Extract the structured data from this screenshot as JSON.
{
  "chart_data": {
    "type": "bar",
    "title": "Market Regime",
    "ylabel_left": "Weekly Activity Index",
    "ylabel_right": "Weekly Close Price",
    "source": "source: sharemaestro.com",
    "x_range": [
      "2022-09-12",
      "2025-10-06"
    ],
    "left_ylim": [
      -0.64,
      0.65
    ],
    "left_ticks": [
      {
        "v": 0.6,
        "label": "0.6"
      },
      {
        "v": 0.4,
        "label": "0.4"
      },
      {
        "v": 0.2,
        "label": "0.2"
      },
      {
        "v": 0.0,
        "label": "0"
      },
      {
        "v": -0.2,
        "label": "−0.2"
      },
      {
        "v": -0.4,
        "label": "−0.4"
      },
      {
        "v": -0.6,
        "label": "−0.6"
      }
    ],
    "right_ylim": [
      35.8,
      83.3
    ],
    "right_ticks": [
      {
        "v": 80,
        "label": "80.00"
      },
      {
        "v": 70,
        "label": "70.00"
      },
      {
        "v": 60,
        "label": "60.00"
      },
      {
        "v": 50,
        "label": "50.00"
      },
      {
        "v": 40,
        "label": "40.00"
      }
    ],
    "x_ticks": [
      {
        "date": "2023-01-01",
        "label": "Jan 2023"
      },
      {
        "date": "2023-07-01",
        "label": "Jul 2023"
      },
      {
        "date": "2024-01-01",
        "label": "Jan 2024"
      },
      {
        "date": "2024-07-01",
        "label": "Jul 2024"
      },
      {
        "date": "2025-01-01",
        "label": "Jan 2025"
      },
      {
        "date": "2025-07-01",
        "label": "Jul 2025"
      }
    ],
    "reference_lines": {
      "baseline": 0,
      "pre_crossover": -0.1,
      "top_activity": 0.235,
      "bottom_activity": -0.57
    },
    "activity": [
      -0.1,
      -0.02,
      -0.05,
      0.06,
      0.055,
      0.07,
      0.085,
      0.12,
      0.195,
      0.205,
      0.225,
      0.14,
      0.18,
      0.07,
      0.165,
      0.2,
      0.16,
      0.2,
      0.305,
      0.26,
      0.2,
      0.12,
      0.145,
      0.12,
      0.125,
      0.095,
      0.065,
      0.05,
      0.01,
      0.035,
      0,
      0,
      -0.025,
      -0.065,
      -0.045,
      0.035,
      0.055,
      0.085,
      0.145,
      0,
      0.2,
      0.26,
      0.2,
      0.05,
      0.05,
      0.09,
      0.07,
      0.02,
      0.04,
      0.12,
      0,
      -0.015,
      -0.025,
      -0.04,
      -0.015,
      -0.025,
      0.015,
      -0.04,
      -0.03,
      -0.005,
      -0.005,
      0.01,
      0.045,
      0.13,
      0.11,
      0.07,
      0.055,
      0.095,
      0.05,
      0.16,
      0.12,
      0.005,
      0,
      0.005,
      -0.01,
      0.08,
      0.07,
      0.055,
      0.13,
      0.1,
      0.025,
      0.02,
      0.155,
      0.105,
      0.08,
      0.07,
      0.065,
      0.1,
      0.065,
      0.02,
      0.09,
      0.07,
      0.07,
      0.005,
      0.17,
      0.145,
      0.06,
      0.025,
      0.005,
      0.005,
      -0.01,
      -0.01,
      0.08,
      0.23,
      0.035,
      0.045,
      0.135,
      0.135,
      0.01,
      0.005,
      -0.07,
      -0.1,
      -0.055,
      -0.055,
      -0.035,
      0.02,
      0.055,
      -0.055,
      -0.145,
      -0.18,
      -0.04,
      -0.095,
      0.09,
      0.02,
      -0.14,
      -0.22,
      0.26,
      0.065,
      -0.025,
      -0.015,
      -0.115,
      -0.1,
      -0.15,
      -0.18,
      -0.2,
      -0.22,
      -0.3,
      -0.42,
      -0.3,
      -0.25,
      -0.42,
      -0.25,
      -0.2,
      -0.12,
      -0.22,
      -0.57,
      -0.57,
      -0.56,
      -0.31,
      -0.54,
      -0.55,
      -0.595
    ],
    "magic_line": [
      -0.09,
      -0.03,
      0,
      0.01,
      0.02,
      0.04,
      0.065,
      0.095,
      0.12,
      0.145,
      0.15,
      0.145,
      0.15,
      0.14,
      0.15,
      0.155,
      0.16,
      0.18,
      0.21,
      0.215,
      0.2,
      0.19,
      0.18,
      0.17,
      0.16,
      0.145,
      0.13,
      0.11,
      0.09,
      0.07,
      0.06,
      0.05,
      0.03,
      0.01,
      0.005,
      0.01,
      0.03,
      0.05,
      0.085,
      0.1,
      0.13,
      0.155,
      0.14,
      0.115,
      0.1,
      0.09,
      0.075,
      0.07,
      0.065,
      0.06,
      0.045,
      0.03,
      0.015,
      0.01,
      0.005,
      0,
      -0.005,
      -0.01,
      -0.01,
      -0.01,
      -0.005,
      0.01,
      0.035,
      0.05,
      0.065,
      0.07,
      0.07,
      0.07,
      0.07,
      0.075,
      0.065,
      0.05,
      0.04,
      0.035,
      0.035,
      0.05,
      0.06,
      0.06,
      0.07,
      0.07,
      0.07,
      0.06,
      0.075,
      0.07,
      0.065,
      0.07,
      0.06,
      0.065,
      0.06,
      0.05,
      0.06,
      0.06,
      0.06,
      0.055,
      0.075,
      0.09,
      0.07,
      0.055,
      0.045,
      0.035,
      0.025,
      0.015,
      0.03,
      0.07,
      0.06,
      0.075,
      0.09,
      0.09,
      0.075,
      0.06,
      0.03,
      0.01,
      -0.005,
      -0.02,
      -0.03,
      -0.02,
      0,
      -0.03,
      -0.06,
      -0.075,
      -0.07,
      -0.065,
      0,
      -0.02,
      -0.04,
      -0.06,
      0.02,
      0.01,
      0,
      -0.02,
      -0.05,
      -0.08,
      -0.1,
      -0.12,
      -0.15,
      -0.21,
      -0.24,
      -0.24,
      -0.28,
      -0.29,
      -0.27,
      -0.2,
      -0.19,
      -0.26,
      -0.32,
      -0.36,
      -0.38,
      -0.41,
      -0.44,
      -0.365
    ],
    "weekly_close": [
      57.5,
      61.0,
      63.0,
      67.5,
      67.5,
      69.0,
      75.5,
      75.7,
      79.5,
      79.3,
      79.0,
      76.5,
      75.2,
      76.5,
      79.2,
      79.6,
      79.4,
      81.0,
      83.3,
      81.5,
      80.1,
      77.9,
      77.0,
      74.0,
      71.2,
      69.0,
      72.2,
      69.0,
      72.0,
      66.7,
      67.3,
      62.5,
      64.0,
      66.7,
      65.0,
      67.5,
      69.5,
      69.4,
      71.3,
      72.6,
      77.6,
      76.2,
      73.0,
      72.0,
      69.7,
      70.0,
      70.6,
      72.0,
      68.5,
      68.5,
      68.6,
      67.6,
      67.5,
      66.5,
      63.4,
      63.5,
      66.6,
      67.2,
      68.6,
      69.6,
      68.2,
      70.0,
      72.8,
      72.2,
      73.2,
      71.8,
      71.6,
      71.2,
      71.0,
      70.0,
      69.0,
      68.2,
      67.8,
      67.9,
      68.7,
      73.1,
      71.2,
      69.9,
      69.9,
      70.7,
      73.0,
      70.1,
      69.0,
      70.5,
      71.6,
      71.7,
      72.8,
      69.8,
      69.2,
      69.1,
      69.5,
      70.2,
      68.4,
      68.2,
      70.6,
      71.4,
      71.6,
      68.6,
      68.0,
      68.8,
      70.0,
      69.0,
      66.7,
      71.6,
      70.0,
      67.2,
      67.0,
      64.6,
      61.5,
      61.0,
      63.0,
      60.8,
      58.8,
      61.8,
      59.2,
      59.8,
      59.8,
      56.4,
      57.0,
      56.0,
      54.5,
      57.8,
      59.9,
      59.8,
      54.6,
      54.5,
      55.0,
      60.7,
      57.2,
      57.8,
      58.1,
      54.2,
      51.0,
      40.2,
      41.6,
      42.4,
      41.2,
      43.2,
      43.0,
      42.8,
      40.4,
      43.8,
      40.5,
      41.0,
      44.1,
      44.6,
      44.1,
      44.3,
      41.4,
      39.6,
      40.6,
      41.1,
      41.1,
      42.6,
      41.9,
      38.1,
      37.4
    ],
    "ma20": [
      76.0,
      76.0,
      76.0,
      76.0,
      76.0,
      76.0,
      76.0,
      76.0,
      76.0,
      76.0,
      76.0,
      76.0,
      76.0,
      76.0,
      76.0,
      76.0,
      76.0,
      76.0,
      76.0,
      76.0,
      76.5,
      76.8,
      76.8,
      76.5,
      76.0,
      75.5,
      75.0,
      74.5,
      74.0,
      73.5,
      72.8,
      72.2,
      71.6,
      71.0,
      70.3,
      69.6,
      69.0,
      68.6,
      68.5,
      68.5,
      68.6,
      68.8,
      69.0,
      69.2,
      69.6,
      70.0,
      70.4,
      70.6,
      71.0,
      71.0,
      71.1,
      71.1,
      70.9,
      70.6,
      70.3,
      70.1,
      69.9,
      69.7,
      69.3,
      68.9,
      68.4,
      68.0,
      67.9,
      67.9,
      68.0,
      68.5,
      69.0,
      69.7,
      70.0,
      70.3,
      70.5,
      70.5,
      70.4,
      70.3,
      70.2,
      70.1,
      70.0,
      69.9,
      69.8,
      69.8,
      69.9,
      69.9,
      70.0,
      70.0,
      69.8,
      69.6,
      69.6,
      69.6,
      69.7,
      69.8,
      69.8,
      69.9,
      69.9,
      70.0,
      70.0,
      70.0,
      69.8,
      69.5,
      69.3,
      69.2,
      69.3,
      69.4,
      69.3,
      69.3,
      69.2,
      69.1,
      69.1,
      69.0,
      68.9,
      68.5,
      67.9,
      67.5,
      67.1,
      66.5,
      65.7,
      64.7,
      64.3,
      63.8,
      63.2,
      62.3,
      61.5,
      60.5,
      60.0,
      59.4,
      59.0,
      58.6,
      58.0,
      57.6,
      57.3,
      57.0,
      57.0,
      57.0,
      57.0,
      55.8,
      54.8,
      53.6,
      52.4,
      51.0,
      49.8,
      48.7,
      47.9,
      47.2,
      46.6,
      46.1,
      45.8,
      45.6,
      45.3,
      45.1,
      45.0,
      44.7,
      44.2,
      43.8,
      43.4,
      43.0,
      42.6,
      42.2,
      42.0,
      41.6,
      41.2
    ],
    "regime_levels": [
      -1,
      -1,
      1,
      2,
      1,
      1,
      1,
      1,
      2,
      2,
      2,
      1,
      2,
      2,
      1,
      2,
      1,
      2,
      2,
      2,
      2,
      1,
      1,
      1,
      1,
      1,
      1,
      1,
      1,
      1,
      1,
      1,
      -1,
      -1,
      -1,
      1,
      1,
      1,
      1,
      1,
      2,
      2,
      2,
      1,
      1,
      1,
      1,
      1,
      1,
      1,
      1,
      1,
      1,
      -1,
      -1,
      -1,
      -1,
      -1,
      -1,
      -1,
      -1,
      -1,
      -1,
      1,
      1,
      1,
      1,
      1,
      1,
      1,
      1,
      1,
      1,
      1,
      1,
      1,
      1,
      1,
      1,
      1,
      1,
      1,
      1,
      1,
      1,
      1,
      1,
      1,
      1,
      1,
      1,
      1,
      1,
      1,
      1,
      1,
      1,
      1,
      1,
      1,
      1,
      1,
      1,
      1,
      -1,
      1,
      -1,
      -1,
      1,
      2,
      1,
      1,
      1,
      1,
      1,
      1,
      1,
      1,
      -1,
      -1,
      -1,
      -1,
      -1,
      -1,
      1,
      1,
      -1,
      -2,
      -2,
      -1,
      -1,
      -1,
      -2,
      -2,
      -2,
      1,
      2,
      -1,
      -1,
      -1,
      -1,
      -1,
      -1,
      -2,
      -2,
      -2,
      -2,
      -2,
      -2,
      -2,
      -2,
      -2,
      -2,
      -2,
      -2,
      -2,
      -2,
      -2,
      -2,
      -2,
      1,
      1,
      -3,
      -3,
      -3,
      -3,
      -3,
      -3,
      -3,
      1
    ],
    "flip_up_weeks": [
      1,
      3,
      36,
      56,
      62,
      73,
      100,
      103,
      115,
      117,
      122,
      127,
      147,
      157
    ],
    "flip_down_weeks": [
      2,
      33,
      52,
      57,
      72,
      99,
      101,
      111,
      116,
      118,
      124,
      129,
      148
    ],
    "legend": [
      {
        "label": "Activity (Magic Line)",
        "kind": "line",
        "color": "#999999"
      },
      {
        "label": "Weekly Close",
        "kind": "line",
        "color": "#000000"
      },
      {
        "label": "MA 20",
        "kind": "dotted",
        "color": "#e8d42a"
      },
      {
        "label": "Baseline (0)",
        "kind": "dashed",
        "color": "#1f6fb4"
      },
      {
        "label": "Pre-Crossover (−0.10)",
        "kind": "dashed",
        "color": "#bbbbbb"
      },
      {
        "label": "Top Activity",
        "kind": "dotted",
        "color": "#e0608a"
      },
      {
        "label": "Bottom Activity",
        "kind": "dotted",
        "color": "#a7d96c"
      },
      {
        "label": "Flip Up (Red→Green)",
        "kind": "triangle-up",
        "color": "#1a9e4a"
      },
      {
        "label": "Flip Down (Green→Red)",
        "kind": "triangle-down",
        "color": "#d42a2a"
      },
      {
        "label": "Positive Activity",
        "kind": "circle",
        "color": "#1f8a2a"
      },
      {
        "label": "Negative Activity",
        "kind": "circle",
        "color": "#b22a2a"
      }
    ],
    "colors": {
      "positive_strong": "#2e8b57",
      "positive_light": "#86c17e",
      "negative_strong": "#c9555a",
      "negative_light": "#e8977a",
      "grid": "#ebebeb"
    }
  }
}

-- -- --

◆ Task objective: Copy each line that contains the word "Green".

◆ Solution to the problem:
        "label": "Flip Up (Red→Green)",
        "label": "Flip Down (Green→Red)",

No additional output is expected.